Without changing a character, return the entries, but not the images they hold.

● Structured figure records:
—————

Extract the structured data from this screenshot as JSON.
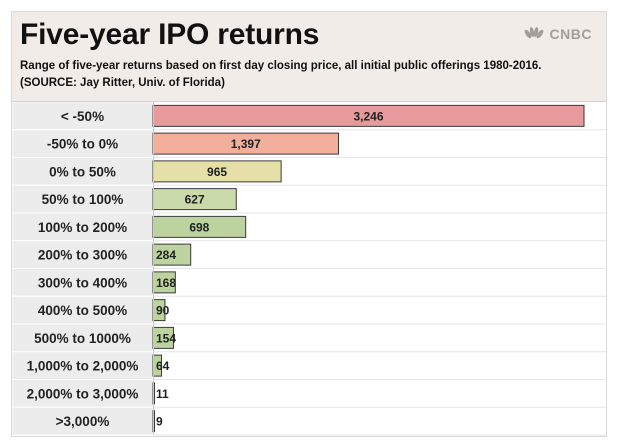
{
  "header": {
    "title": "Five-year IPO returns",
    "subtitle": "Range of five-year returns based on first day closing price, all  initial public offerings 1980-2016. (SOURCE: Jay Ritter, Univ. of Florida)",
    "brand": "CNBC"
  },
  "chart_data": {
    "type": "bar",
    "orientation": "horizontal",
    "title": "Five-year IPO returns",
    "subtitle": "Range of five-year returns based on first day closing price, all  initial public offerings 1980-2016. (SOURCE: Jay Ritter, Univ. of Florida)",
    "categories": [
      "< -50%",
      "-50% to 0%",
      "0% to 50%",
      "50% to 100%",
      "100% to 200%",
      "200% to 300%",
      "300% to 400%",
      "400% to 500%",
      "500% to 1000%",
      "1,000% to 2,000%",
      "2,000% to 3,000%",
      ">3,000%"
    ],
    "values": [
      3246,
      1397,
      965,
      627,
      698,
      284,
      168,
      90,
      154,
      64,
      11,
      9
    ],
    "value_labels": [
      "3,246",
      "1,397",
      "965",
      "627",
      "698",
      "284",
      "168",
      "90",
      "154",
      "64",
      "11",
      "9"
    ],
    "xlim": [
      0,
      3246
    ],
    "bar_colors": [
      "#e79a9b",
      "#f2b09c",
      "#e4e0a8",
      "#cbdaaa",
      "#bcd39f",
      "#bcd39f",
      "#bcd39f",
      "#bcd39f",
      "#bcd39f",
      "#bcd39f",
      "#bcd39f",
      "#bcd39f"
    ],
    "grid": false,
    "legend": "none"
  }
}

—————

● EXPECTED ANSWER:
Extract the structured data from this screenshot as JSON.
{
  "header": {
    "title": "Five-year IPO returns",
    "subtitle": "Range of five-year returns based on first day closing price, all  initial public offerings 1980-2016. (SOURCE: Jay Ritter, Univ. of Florida)",
    "brand": "CNBC"
  },
  "chart_data": {
    "type": "bar",
    "orientation": "horizontal",
    "title": "Five-year IPO returns",
    "subtitle": "Range of five-year returns based on first day closing price, all  initial public offerings 1980-2016. (SOURCE: Jay Ritter, Univ. of Florida)",
    "categories": [
      "< -50%",
      "-50% to 0%",
      "0% to 50%",
      "50% to 100%",
      "100% to 200%",
      "200% to 300%",
      "300% to 400%",
      "400% to 500%",
      "500% to 1000%",
      "1,000% to 2,000%",
      "2,000% to 3,000%",
      ">3,000%"
    ],
    "values": [
      3246,
      1397,
      965,
      627,
      698,
      284,
      168,
      90,
      154,
      64,
      11,
      9
    ],
    "value_labels": [
      "3,246",
      "1,397",
      "965",
      "627",
      "698",
      "284",
      "168",
      "90",
      "154",
      "64",
      "11",
      "9"
    ],
    "xlim": [
      0,
      3246
    ],
    "bar_colors": [
      "#e79a9b",
      "#f2b09c",
      "#e4e0a8",
      "#cbdaaa",
      "#bcd39f",
      "#bcd39f",
      "#bcd39f",
      "#bcd39f",
      "#bcd39f",
      "#bcd39f",
      "#bcd39f",
      "#bcd39f"
    ],
    "grid": false,
    "legend": "none"
  }
}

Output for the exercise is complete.